Your objective
Give the number of lines below that contain "федеральному", with no other output.

Data for the task

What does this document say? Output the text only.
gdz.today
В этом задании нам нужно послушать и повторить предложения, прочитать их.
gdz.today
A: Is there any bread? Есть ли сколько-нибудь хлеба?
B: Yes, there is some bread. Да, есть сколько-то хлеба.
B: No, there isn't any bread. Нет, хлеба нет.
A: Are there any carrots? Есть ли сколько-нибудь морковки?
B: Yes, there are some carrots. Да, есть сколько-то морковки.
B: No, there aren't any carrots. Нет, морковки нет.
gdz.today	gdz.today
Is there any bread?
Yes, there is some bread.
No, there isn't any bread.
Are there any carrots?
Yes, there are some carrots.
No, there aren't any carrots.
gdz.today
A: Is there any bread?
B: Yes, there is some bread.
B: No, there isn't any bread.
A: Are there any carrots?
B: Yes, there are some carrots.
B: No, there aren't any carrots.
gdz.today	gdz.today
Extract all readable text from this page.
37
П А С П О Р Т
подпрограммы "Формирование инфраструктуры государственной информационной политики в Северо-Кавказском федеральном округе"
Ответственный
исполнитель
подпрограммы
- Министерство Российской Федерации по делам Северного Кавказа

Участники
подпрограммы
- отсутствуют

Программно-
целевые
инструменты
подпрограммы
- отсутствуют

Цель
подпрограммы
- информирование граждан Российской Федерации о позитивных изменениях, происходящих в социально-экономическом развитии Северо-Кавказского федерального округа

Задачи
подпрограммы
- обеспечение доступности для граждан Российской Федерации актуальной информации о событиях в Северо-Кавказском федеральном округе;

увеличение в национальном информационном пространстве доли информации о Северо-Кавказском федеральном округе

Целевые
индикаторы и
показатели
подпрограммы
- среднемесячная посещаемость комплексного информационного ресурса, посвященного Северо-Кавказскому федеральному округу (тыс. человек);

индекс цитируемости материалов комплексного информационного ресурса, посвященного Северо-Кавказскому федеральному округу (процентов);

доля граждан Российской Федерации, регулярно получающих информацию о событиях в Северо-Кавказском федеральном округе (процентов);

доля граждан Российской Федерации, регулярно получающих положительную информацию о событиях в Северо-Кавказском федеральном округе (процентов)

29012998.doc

Exercise result
2